───── Given entries ─────
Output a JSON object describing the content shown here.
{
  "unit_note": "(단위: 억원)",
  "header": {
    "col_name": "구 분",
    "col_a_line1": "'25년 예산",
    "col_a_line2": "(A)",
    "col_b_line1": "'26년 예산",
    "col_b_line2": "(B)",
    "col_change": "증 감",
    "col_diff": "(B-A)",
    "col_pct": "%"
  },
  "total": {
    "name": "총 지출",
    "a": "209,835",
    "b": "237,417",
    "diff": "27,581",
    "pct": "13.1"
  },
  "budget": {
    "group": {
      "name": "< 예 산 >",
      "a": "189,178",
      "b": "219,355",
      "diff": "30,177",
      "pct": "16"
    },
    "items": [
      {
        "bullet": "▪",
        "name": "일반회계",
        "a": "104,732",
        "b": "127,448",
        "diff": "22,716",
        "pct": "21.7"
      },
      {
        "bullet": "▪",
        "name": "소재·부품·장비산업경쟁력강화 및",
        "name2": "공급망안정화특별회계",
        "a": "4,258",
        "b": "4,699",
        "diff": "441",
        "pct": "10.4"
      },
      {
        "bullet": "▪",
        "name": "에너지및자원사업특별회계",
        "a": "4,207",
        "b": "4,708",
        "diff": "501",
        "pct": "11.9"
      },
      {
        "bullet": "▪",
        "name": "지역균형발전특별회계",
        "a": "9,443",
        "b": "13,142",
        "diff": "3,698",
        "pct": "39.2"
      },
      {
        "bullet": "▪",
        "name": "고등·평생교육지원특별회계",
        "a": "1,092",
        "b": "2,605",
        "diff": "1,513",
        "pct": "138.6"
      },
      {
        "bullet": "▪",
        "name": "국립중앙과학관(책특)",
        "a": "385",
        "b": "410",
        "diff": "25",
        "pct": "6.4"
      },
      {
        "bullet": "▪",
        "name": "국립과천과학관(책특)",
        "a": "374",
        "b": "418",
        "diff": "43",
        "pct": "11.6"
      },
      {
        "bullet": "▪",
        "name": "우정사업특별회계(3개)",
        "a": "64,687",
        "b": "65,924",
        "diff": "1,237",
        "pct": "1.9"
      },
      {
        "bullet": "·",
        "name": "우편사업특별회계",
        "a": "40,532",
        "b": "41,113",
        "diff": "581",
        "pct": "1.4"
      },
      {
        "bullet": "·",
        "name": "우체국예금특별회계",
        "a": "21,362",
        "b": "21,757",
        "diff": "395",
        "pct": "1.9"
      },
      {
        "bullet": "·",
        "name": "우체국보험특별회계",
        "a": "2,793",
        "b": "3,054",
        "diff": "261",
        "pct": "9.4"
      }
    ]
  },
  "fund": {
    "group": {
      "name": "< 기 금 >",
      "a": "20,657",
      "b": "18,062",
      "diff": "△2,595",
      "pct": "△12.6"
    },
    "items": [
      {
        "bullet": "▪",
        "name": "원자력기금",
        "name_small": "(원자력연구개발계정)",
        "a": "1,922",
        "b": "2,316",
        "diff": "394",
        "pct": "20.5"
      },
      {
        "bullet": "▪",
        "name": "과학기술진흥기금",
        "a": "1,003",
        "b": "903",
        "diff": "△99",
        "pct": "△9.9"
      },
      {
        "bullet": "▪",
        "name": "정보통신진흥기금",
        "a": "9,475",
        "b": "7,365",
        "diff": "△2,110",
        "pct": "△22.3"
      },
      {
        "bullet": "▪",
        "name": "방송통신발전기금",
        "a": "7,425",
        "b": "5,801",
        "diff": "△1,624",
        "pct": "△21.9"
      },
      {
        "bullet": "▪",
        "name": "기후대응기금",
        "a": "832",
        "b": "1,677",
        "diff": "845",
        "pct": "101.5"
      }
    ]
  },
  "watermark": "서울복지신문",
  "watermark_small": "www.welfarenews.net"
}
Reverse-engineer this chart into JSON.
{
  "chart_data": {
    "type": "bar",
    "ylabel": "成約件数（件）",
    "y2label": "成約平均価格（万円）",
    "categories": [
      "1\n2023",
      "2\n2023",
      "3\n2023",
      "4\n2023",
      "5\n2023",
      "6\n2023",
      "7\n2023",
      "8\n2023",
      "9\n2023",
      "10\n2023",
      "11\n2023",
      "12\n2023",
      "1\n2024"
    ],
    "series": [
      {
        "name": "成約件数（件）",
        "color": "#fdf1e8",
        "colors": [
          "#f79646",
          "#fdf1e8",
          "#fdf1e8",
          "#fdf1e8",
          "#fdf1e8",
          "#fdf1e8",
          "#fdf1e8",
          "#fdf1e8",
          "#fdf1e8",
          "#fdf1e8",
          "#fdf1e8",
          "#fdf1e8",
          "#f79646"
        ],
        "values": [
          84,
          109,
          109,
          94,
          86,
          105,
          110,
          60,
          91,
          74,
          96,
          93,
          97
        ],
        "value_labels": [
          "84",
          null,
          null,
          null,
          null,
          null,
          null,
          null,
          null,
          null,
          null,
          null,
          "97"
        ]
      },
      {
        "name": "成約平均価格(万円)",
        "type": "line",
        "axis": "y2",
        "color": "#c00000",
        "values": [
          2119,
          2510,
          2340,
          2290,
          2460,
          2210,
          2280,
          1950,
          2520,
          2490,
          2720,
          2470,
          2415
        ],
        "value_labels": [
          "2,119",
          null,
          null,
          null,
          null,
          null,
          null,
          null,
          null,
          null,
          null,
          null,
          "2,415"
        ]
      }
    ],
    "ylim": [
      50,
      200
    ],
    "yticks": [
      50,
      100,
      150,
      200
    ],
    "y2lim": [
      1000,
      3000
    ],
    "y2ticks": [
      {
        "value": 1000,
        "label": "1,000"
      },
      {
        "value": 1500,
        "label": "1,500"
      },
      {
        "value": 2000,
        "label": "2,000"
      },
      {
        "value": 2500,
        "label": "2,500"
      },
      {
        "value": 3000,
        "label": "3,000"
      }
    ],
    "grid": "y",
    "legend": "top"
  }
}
─────
What is being asked — Return every record above exactly as it appears.

Answer in full —
Output a JSON object describing the content shown here.
{
  "unit_note": "(단위: 억원)",
  "header": {
    "col_name": "구 분",
    "col_a_line1": "'25년 예산",
    "col_a_line2": "(A)",
    "col_b_line1": "'26년 예산",
    "col_b_line2": "(B)",
    "col_change": "증 감",
    "col_diff": "(B-A)",
    "col_pct": "%"
  },
  "total": {
    "name": "총 지출",
    "a": "209,835",
    "b": "237,417",
    "diff": "27,581",
    "pct": "13.1"
  },
  "budget": {
    "group": {
      "name": "< 예 산 >",
      "a": "189,178",
      "b": "219,355",
      "diff": "30,177",
      "pct": "16"
    },
    "items": [
      {
        "bullet": "▪",
        "name": "일반회계",
        "a": "104,732",
        "b": "127,448",
        "diff": "22,716",
        "pct": "21.7"
      },
      {
        "bullet": "▪",
        "name": "소재·부품·장비산업경쟁력강화 및",
        "name2": "공급망안정화특별회계",
        "a": "4,258",
        "b": "4,699",
        "diff": "441",
        "pct": "10.4"
      },
      {
        "bullet": "▪",
        "name": "에너지및자원사업특별회계",
        "a": "4,207",
        "b": "4,708",
        "diff": "501",
        "pct": "11.9"
      },
      {
        "bullet": "▪",
        "name": "지역균형발전특별회계",
        "a": "9,443",
        "b": "13,142",
        "diff": "3,698",
        "pct": "39.2"
      },
      {
        "bullet": "▪",
        "name": "고등·평생교육지원특별회계",
        "a": "1,092",
        "b": "2,605",
        "diff": "1,513",
        "pct": "138.6"
      },
      {
        "bullet": "▪",
        "name": "국립중앙과학관(책특)",
        "a": "385",
        "b": "410",
        "diff": "25",
        "pct": "6.4"
      },
      {
        "bullet": "▪",
        "name": "국립과천과학관(책특)",
        "a": "374",
        "b": "418",
        "diff": "43",
        "pct": "11.6"
      },
      {
        "bullet": "▪",
        "name": "우정사업특별회계(3개)",
        "a": "64,687",
        "b": "65,924",
        "diff": "1,237",
        "pct": "1.9"
      },
      {
        "bullet": "·",
        "name": "우편사업특별회계",
        "a": "40,532",
        "b": "41,113",
        "diff": "581",
        "pct": "1.4"
      },
      {
        "bullet": "·",
        "name": "우체국예금특별회계",
        "a": "21,362",
        "b": "21,757",
        "diff": "395",
        "pct": "1.9"
      },
      {
        "bullet": "·",
        "name": "우체국보험특별회계",
        "a": "2,793",
        "b": "3,054",
        "diff": "261",
        "pct": "9.4"
      }
    ]
  },
  "fund": {
    "group": {
      "name": "< 기 금 >",
      "a": "20,657",
      "b": "18,062",
      "diff": "△2,595",
      "pct": "△12.6"
    },
    "items": [
      {
        "bullet": "▪",
        "name": "원자력기금",
        "name_small": "(원자력연구개발계정)",
        "a": "1,922",
        "b": "2,316",
        "diff": "394",
        "pct": "20.5"
      },
      {
        "bullet": "▪",
        "name": "과학기술진흥기금",
        "a": "1,003",
        "b": "903",
        "diff": "△99",
        "pct": "△9.9"
      },
      {
        "bullet": "▪",
        "name": "정보통신진흥기금",
        "a": "9,475",
        "b": "7,365",
        "diff": "△2,110",
        "pct": "△22.3"
      },
      {
        "bullet": "▪",
        "name": "방송통신발전기금",
        "a": "7,425",
        "b": "5,801",
        "diff": "△1,624",
        "pct": "△21.9"
      },
      {
        "bullet": "▪",
        "name": "기후대응기금",
        "a": "832",
        "b": "1,677",
        "diff": "845",
        "pct": "101.5"
      }
    ]
  },
  "watermark": "서울복지신문",
  "watermark_small": "www.welfarenews.net"
}
Reverse-engineer this chart into JSON.
{
  "chart_data": {
    "type": "bar",
    "ylabel": "成約件数（件）",
    "y2label": "成約平均価格（万円）",
    "categories": [
      "1\n2023",
      "2\n2023",
      "3\n2023",
      "4\n2023",
      "5\n2023",
      "6\n2023",
      "7\n2023",
      "8\n2023",
      "9\n2023",
      "10\n2023",
      "11\n2023",
      "12\n2023",
      "1\n2024"
    ],
    "series": [
      {
        "name": "成約件数（件）",
        "color": "#fdf1e8",
        "colors": [
          "#f79646",
          "#fdf1e8",
          "#fdf1e8",
          "#fdf1e8",
          "#fdf1e8",
          "#fdf1e8",
          "#fdf1e8",
          "#fdf1e8",
          "#fdf1e8",
          "#fdf1e8",
          "#fdf1e8",
          "#fdf1e8",
          "#f79646"
        ],
        "values": [
          84,
          109,
          109,
          94,
          86,
          105,
          110,
          60,
          91,
          74,
          96,
          93,
          97
        ],
        "value_labels": [
          "84",
          null,
          null,
          null,
          null,
          null,
          null,
          null,
          null,
          null,
          null,
          null,
          "97"
        ]
      },
      {
        "name": "成約平均価格(万円)",
        "type": "line",
        "axis": "y2",
        "color": "#c00000",
        "values": [
          2119,
          2510,
          2340,
          2290,
          2460,
          2210,
          2280,
          1950,
          2520,
          2490,
          2720,
          2470,
          2415
        ],
        "value_labels": [
          "2,119",
          null,
          null,
          null,
          null,
          null,
          null,
          null,
          null,
          null,
          null,
          null,
          "2,415"
        ]
      }
    ],
    "ylim": [
      50,
      200
    ],
    "yticks": [
      50,
      100,
      150,
      200
    ],
    "y2lim": [
      1000,
      3000
    ],
    "y2ticks": [
      {
        "value": 1000,
        "label": "1,000"
      },
      {
        "value": 1500,
        "label": "1,500"
      },
      {
        "value": 2000,
        "label": "2,000"
      },
      {
        "value": 2500,
        "label": "2,500"
      },
      {
        "value": 3000,
        "label": "3,000"
      }
    ],
    "grid": "y",
    "legend": "top"
  }
}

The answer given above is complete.